- _DIRECTIONS FOR THIS TASK_
Reproduce the listing below in its entirety. Change nothing.

== == ==

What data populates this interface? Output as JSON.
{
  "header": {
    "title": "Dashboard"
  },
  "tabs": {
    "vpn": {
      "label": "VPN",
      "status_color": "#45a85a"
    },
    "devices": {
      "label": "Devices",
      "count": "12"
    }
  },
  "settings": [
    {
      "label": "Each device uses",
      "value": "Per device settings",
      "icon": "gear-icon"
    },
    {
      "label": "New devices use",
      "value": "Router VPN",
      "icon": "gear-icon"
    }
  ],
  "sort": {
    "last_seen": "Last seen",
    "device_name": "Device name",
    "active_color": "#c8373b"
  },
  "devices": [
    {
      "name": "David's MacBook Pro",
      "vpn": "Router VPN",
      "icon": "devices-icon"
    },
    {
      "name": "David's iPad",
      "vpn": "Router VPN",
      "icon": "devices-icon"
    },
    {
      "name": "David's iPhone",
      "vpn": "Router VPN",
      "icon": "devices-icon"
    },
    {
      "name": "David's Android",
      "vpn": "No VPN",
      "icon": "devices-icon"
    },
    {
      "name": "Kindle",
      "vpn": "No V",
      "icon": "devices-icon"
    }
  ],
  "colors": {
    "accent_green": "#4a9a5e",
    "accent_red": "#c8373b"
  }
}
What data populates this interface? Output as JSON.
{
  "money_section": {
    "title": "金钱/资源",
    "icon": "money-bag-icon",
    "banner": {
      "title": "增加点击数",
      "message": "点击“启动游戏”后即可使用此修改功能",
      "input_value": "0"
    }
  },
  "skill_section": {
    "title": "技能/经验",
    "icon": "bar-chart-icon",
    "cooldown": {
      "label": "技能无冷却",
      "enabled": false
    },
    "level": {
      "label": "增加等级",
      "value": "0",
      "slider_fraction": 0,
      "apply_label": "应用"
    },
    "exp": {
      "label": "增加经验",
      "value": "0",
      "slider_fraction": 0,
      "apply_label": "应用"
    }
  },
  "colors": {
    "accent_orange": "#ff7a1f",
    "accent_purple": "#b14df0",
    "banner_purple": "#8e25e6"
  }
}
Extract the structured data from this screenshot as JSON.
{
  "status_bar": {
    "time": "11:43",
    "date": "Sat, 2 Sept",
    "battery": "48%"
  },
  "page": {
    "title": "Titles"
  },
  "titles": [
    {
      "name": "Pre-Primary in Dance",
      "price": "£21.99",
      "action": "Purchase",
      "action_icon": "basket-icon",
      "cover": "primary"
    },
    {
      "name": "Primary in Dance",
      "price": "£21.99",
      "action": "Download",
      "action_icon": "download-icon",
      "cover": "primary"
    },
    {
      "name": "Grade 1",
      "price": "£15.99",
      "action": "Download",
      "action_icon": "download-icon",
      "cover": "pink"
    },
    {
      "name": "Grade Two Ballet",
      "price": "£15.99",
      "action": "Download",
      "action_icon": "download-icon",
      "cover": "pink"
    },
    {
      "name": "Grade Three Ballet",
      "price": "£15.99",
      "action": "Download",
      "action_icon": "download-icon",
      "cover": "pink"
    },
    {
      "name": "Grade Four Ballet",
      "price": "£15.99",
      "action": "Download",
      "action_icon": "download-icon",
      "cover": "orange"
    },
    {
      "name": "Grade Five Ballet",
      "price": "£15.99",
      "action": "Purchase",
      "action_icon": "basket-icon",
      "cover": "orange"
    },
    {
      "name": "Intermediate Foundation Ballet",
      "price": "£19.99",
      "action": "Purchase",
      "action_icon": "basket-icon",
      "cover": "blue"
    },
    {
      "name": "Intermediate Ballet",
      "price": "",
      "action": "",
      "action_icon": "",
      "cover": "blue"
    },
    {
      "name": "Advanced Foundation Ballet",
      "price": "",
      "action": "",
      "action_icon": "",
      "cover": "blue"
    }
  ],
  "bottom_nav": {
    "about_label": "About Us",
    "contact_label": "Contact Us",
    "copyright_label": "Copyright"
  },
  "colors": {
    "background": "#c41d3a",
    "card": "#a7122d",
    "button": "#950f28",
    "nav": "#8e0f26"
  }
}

== == ==

- _ANSWER TO THIS PROBLEM_
What data populates this interface? Output as JSON.
{
  "header": {
    "title": "Dashboard"
  },
  "tabs": {
    "vpn": {
      "label": "VPN",
      "status_color": "#45a85a"
    },
    "devices": {
      "label": "Devices",
      "count": "12"
    }
  },
  "settings": [
    {
      "label": "Each device uses",
      "value": "Per device settings",
      "icon": "gear-icon"
    },
    {
      "label": "New devices use",
      "value": "Router VPN",
      "icon": "gear-icon"
    }
  ],
  "sort": {
    "last_seen": "Last seen",
    "device_name": "Device name",
    "active_color": "#c8373b"
  },
  "devices": [
    {
      "name": "David's MacBook Pro",
      "vpn": "Router VPN",
      "icon": "devices-icon"
    },
    {
      "name": "David's iPad",
      "vpn": "Router VPN",
      "icon": "devices-icon"
    },
    {
      "name": "David's iPhone",
      "vpn": "Router VPN",
      "icon": "devices-icon"
    },
    {
      "name": "David's Android",
      "vpn": "No VPN",
      "icon": "devices-icon"
    },
    {
      "name": "Kindle",
      "vpn": "No V",
      "icon": "devices-icon"
    }
  ],
  "colors": {
    "accent_green": "#4a9a5e",
    "accent_red": "#c8373b"
  }
}
What data populates this interface? Output as JSON.
{
  "money_section": {
    "title": "金钱/资源",
    "icon": "money-bag-icon",
    "banner": {
      "title": "增加点击数",
      "message": "点击“启动游戏”后即可使用此修改功能",
      "input_value": "0"
    }
  },
  "skill_section": {
    "title": "技能/经验",
    "icon": "bar-chart-icon",
    "cooldown": {
      "label": "技能无冷却",
      "enabled": false
    },
    "level": {
      "label": "增加等级",
      "value": "0",
      "slider_fraction": 0,
      "apply_label": "应用"
    },
    "exp": {
      "label": "增加经验",
      "value": "0",
      "slider_fraction": 0,
      "apply_label": "应用"
    }
  },
  "colors": {
    "accent_orange": "#ff7a1f",
    "accent_purple": "#b14df0",
    "banner_purple": "#8e25e6"
  }
}
Extract the structured data from this screenshot as JSON.
{
  "status_bar": {
    "time": "11:43",
    "date": "Sat, 2 Sept",
    "battery": "48%"
  },
  "page": {
    "title": "Titles"
  },
  "titles": [
    {
      "name": "Pre-Primary in Dance",
      "price": "£21.99",
      "action": "Purchase",
      "action_icon": "basket-icon",
      "cover": "primary"
    },
    {
      "name": "Primary in Dance",
      "price": "£21.99",
      "action": "Download",
      "action_icon": "download-icon",
      "cover": "primary"
    },
    {
      "name": "Grade 1",
      "price": "£15.99",
      "action": "Download",
      "action_icon": "download-icon",
      "cover": "pink"
    },
    {
      "name": "Grade Two Ballet",
      "price": "£15.99",
      "action": "Download",
      "action_icon": "download-icon",
      "cover": "pink"
    },
    {
      "name": "Grade Three Ballet",
      "price": "£15.99",
      "action": "Download",
      "action_icon": "download-icon",
      "cover": "pink"
    },
    {
      "name": "Grade Four Ballet",
      "price": "£15.99",
      "action": "Download",
      "action_icon": "download-icon",
      "cover": "orange"
    },
    {
      "name": "Grade Five Ballet",
      "price": "£15.99",
      "action": "Purchase",
      "action_icon": "basket-icon",
      "cover": "orange"
    },
    {
      "name": "Intermediate Foundation Ballet",
      "price": "£19.99",
      "action": "Purchase",
      "action_icon": "basket-icon",
      "cover": "blue"
    },
    {
      "name": "Intermediate Ballet",
      "price": "",
      "action": "",
      "action_icon": "",
      "cover": "blue"
    },
    {
      "name": "Advanced Foundation Ballet",
      "price": "",
      "action": "",
      "action_icon": "",
      "cover": "blue"
    }
  ],
  "bottom_nav": {
    "about_label": "About Us",
    "contact_label": "Contact Us",
    "copyright_label": "Copyright"
  },
  "colors": {
    "background": "#c41d3a",
    "card": "#a7122d",
    "button": "#950f28",
    "nav": "#8e0f26"
  }
}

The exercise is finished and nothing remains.